Task statement: Repeat each line exactly, leaving nothing out.

----------------------------------------

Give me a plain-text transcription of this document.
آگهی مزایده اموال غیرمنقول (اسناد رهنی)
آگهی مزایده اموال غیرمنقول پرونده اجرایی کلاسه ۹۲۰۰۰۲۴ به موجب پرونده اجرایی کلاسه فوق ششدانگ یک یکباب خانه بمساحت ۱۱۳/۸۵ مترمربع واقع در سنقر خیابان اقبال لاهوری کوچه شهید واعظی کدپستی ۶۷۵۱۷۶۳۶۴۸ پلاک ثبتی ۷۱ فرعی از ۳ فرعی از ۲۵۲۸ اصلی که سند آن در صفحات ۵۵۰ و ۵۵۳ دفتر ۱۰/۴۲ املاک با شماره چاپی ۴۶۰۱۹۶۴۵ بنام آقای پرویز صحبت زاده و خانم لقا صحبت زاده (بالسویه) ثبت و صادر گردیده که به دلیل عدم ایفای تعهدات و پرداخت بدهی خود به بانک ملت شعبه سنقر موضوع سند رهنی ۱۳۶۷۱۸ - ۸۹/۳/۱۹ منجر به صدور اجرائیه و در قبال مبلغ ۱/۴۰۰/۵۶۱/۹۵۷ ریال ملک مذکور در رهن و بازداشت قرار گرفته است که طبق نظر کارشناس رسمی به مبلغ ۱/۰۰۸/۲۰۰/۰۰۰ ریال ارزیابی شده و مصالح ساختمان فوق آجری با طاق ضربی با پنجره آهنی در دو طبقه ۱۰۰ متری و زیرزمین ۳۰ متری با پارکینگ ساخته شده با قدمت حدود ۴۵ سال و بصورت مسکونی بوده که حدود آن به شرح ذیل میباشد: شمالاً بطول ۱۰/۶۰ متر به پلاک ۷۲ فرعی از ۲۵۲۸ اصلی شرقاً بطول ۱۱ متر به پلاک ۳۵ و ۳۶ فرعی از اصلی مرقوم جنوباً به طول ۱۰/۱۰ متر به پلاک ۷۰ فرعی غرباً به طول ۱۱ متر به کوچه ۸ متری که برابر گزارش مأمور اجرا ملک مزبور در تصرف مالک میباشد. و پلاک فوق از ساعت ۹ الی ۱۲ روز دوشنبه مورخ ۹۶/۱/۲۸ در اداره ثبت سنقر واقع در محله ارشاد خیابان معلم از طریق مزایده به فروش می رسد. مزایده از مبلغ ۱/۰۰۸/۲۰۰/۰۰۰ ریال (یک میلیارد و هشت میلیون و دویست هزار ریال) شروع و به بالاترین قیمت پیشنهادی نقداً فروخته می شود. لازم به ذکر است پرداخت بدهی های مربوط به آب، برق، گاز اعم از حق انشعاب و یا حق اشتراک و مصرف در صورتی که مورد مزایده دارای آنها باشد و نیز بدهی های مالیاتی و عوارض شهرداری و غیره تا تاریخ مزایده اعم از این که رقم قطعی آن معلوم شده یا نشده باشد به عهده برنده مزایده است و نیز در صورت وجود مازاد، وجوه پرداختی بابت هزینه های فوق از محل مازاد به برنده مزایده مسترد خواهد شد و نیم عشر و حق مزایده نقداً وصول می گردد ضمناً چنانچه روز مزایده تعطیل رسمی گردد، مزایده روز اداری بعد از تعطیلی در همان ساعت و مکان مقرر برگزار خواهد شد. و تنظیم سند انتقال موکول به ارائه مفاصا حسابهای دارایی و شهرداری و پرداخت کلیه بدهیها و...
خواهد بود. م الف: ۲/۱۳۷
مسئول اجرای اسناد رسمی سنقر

----------------------------------------

Exercise result:
Give me a plain-text transcription of this document.
آگهی مزایده اموال غیرمنقول (اسناد رهنی)
آگهی مزایده اموال غیرمنقول پرونده اجرایی کلاسه ۹۲۰۰۰۲۴ به موجب پرونده اجرایی کلاسه فوق ششدانگ یک یکباب خانه بمساحت ۱۱۳/۸۵ مترمربع واقع در سنقر خیابان اقبال لاهوری کوچه شهید واعظی کدپستی ۶۷۵۱۷۶۳۶۴۸ پلاک ثبتی ۷۱ فرعی از ۳ فرعی از ۲۵۲۸ اصلی که سند آن در صفحات ۵۵۰ و ۵۵۳ دفتر ۱۰/۴۲ املاک با شماره چاپی ۴۶۰۱۹۶۴۵ بنام آقای پرویز صحبت زاده و خانم لقا صحبت زاده (بالسویه) ثبت و صادر گردیده که به دلیل عدم ایفای تعهدات و پرداخت بدهی خود به بانک ملت شعبه سنقر موضوع سند رهنی ۱۳۶۷۱۸ - ۸۹/۳/۱۹ منجر به صدور اجرائیه و در قبال مبلغ ۱/۴۰۰/۵۶۱/۹۵۷ ریال ملک مذکور در رهن و بازداشت قرار گرفته است که طبق نظر کارشناس رسمی به مبلغ ۱/۰۰۸/۲۰۰/۰۰۰ ریال ارزیابی شده و مصالح ساختمان فوق آجری با طاق ضربی با پنجره آهنی در دو طبقه ۱۰۰ متری و زیرزمین ۳۰ متری با پارکینگ ساخته شده با قدمت حدود ۴۵ سال و بصورت مسکونی بوده که حدود آن به شرح ذیل میباشد: شمالاً بطول ۱۰/۶۰ متر به پلاک ۷۲ فرعی از ۲۵۲۸ اصلی شرقاً بطول ۱۱ متر به پلاک ۳۵ و ۳۶ فرعی از اصلی مرقوم جنوباً به طول ۱۰/۱۰ متر به پلاک ۷۰ فرعی غرباً به طول ۱۱ متر به کوچه ۸ متری که برابر گزارش مأمور اجرا ملک مزبور در تصرف مالک میباشد. و پلاک فوق از ساعت ۹ الی ۱۲ روز دوشنبه مورخ ۹۶/۱/۲۸ در اداره ثبت سنقر واقع در محله ارشاد خیابان معلم از طریق مزایده به فروش می رسد. مزایده از مبلغ ۱/۰۰۸/۲۰۰/۰۰۰ ریال (یک میلیارد و هشت میلیون و دویست هزار ریال) شروع و به بالاترین قیمت پیشنهادی نقداً فروخته می شود. لازم به ذکر است پرداخت بدهی های مربوط به آب، برق، گاز اعم از حق انشعاب و یا حق اشتراک و مصرف در صورتی که مورد مزایده دارای آنها باشد و نیز بدهی های مالیاتی و عوارض شهرداری و غیره تا تاریخ مزایده اعم از این که رقم قطعی آن معلوم شده یا نشده باشد به عهده برنده مزایده است و نیز در صورت وجود مازاد، وجوه پرداختی بابت هزینه های فوق از محل مازاد به برنده مزایده مسترد خواهد شد و نیم عشر و حق مزایده نقداً وصول می گردد ضمناً چنانچه روز مزایده تعطیل رسمی گردد، مزایده روز اداری بعد از تعطیلی در همان ساعت و مکان مقرر برگزار خواهد شد. و تنظیم سند انتقال موکول به ارائه مفاصا حسابهای دارایی و شهرداری و پرداخت کلیه بدهیها و...
خواهد بود. م الف: ۲/۱۳۷
مسئول اجرای اسناد رسمی سنقر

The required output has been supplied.